MATERIAL FOR THIS EXERCISE.

• • • • • • •

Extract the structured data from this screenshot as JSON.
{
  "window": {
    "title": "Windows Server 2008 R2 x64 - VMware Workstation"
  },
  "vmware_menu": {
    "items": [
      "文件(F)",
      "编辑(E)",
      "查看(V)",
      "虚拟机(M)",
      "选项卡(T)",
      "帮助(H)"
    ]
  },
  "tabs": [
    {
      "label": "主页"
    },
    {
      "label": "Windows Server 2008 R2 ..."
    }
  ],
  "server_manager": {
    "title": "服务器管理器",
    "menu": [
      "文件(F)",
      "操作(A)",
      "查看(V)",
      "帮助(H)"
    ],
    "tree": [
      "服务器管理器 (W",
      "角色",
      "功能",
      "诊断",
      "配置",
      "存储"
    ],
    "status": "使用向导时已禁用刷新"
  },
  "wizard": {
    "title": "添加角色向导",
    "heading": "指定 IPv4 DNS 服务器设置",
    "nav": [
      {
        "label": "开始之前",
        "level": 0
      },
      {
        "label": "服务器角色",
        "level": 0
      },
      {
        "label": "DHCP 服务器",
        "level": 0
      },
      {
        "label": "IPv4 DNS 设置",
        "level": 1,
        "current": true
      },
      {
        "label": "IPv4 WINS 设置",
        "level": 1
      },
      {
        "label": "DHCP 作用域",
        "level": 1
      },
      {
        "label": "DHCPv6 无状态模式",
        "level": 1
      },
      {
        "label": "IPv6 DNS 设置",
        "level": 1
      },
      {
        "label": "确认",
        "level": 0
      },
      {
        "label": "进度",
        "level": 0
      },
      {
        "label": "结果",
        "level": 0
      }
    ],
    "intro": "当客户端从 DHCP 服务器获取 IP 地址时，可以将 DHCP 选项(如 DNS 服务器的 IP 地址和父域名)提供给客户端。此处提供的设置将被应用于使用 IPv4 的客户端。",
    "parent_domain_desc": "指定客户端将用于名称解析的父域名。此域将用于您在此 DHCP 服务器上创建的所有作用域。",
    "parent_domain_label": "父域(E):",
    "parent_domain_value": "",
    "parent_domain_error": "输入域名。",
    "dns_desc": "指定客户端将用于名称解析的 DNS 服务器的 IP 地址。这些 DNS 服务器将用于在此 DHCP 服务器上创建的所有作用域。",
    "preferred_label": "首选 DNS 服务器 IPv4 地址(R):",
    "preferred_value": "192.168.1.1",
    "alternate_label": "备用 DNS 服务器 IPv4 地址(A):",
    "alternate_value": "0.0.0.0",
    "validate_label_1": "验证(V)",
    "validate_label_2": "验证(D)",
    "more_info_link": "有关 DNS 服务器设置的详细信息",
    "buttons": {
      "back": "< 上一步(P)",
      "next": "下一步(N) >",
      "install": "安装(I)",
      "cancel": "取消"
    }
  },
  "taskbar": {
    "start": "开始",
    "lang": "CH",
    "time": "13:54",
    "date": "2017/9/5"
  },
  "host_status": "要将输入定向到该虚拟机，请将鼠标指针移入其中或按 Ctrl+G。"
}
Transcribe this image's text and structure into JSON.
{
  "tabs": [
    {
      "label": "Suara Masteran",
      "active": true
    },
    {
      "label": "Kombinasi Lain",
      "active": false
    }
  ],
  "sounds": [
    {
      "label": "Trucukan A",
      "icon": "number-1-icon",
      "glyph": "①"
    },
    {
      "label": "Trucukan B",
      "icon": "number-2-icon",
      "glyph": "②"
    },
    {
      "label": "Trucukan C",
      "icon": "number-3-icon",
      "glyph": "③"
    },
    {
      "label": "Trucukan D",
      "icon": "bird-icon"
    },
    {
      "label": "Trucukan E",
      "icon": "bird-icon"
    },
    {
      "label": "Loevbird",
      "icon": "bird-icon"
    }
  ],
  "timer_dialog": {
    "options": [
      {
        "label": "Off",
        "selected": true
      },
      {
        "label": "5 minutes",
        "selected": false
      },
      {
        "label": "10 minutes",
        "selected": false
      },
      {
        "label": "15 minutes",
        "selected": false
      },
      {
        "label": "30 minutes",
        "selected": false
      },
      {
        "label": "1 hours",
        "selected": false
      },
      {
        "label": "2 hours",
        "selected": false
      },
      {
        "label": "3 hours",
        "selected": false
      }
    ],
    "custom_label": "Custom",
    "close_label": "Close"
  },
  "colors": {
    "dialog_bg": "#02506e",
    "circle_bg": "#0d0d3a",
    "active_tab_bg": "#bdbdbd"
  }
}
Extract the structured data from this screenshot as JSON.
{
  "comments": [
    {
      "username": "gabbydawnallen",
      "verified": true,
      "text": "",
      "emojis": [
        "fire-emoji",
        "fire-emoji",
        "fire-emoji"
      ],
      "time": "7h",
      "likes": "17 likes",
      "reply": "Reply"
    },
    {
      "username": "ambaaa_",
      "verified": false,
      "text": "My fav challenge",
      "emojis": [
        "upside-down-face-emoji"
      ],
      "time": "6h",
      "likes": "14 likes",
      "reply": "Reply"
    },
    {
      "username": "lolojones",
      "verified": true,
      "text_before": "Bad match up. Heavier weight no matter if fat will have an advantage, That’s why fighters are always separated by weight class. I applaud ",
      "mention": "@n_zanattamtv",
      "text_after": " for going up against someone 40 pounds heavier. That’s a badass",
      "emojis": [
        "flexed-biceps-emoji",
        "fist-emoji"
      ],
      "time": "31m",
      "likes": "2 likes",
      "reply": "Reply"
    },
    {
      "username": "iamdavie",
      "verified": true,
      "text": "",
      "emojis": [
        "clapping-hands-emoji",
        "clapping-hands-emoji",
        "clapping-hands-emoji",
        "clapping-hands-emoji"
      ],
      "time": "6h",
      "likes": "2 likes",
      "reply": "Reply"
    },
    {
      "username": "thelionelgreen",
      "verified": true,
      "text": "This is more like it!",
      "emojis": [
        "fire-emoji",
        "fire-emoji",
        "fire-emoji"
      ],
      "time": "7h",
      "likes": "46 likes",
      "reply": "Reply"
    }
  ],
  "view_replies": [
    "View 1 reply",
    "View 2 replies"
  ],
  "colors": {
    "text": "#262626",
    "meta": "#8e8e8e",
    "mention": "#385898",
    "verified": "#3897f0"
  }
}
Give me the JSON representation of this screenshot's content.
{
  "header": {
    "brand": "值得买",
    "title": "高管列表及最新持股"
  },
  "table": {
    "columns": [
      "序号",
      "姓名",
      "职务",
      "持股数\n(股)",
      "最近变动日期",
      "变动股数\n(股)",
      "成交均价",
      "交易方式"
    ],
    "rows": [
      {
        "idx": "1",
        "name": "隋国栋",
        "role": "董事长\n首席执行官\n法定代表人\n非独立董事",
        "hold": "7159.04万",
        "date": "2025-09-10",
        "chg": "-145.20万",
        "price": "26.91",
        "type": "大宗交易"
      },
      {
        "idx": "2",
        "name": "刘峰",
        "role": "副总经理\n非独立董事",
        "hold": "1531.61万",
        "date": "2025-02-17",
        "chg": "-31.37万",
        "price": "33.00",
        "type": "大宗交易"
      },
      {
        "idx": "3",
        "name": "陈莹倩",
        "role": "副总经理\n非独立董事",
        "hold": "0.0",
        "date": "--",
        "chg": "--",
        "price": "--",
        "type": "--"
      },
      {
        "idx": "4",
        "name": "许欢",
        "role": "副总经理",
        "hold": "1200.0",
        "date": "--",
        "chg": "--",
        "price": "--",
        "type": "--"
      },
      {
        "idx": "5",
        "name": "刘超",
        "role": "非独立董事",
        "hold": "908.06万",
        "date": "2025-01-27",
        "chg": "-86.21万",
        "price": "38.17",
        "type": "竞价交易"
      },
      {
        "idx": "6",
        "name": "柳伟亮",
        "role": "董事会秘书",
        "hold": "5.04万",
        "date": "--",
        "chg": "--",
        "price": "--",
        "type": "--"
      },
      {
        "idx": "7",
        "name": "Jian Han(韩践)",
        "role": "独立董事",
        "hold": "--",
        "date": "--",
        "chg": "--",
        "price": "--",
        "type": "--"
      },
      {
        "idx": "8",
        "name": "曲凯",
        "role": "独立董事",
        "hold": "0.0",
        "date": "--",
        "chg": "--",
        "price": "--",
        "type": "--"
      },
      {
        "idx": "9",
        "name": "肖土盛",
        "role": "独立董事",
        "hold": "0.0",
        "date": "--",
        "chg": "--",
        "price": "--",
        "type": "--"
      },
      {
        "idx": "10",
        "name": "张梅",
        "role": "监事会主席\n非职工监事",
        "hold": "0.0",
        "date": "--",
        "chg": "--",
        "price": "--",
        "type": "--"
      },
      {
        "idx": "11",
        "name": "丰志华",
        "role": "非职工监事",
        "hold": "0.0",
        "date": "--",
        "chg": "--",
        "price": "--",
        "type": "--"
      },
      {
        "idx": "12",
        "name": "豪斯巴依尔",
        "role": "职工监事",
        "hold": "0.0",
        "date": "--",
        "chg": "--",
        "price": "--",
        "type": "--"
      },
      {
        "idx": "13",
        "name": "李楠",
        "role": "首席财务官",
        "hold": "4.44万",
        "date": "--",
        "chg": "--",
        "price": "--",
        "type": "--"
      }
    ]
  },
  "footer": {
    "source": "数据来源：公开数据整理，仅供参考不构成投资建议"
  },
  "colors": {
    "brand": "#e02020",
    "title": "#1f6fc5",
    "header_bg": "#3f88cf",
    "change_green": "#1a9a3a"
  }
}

• • • • • • •

TASK BRIEF. Gather each line from the listing above that holds "mention".

EXERCISE RESPONSE.
      "mention": "@n_zanattamtv",
    "mention": "#385898",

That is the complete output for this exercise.